Texto para leitura:
╭──

Análise à Final do Mundial 2019, Portugal-Argentina

Nesta análise pretendo demonstrar duas abordagens diversas ao mesmo jogo, defensiva e ofensivamente. E pretendo demonstrar, também, que, na minha opinião, o que devemos fazer no ataque tem de estar de acordo com a defesa contrária, ou seja, a defesa contrária é que me vai exigir mais ou menos movimento, mais ou menos dinâmica, ainda que a dinâmica máxima (participação dos quatro elementos na ação ofensiva) seja sempre solução. A questão aqui é: às vezes é solução, outra vezes é obrigação. Neste jogo, foi uma opção para Portugal e deveria ser uma obrigação para a Argentina.

Analisarei também as diferenças de agressividade defensiva, onde Portugal foi mais permissivo e só beneficiou da falta de dinâmica do ataque argentino. A Argentina, mais agressiva, saiu prejudicada pelo pouco risco do ataque português, constantemente a movimentar apenas dois jogadores.

Além disso, iremos ver outros quatro pormenores: saída da pressão, defesa 4x3, defesa individual dentro da área e rotação atrás da baliza.

1) Defesa portuguesa/ataque argentino - atrás da baliza
A questão, para mim, é sempre: há ajudas defensivas? Neste caso sim, há muitas ajudas defensivas. Quando o jogador argentino está atrás da baliza, os quatro jogadores portugueses estão dentro da área. Como é possível 'destruir' as ajudas? 'Convidando' o(s) jogador(es) que está(ão) a ser defendidos pelas ajudas. Vamos ver alguns lances em que a seleção argentina conseguiu/quis fazê-lo e outros que careceram desta participação dinâmica dos quatro jogadores no ataque, facilitando a defensiva portuguesa que assim podia fazer ajudas sem grandes problemas.

Primeiro lance - Posicionamento defensivo português, bem explícito: os quatro concentrados no portador da bola, na primeira imagem estão mesmo todos virados para a bola.


Segundo lance - Médios muito longe da ação. Quando são chamados à ação, estão muito longe e permitem e reposição da defesa portuguesa e a mudança a tempo da atenção para o lado da bola.


Terceiro lance - O portador da bola puxa a bola para trás da baliza, o que é muito positivo para o ataque pois dificulta a ação da defesa que dificilmente consegue estar de frente para a bola e para o atacante direto ao mesmo tempo. No entanto, jogando Portugal com ajudas e com todos os jogadores mais concentrados no portador da bola, era necessária mais dinâmica dos médios. O círculo que desenhei a preto na segunda imagem faz referência a essa ausência dos médios na participação ofensiva. Estão muito afastados da zona da bola.

╰──

Objetivo da tarefa: Segundo a análise da final do Mundial 2019, onde estão os quatro jogadores portugueses quando o jogador argentino está atrás da baliza? Baseie-se somente na análise para responder.

Registos de onde aparecem os elementos
╭──

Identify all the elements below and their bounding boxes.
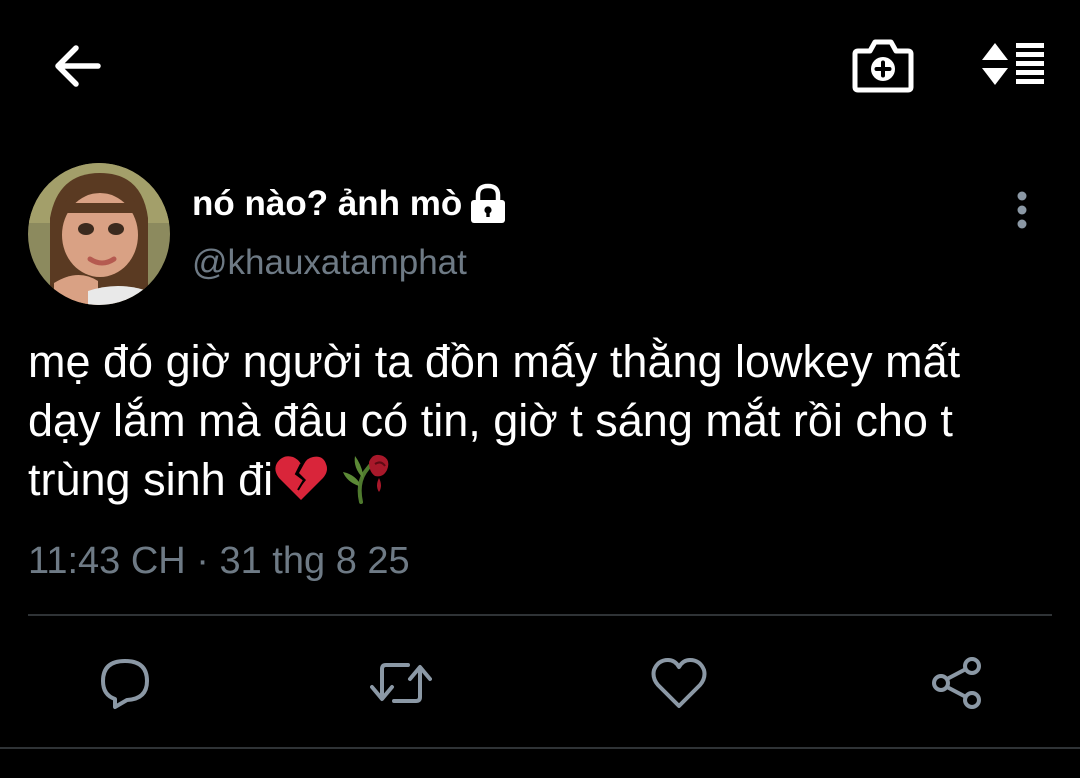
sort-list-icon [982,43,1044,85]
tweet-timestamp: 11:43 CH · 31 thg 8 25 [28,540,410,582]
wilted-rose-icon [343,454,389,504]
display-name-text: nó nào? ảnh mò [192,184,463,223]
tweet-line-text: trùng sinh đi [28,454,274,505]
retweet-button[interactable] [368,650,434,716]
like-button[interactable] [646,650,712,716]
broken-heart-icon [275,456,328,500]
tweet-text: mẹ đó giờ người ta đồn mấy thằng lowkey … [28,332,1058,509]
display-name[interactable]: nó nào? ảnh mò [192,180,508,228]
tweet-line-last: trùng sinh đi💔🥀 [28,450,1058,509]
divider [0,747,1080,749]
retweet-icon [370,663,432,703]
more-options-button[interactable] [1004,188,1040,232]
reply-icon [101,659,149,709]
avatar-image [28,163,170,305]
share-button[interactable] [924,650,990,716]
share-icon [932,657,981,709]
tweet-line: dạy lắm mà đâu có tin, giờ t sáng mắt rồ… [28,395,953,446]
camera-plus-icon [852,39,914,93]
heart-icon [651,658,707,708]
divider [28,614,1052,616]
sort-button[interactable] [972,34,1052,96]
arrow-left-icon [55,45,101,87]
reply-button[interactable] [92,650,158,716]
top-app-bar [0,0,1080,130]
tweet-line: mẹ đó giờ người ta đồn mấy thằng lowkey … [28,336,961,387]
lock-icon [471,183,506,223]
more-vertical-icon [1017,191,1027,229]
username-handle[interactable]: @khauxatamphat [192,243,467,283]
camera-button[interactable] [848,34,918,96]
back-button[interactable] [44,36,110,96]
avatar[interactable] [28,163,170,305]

╰──

Resolução do problema: Estão dentro da área.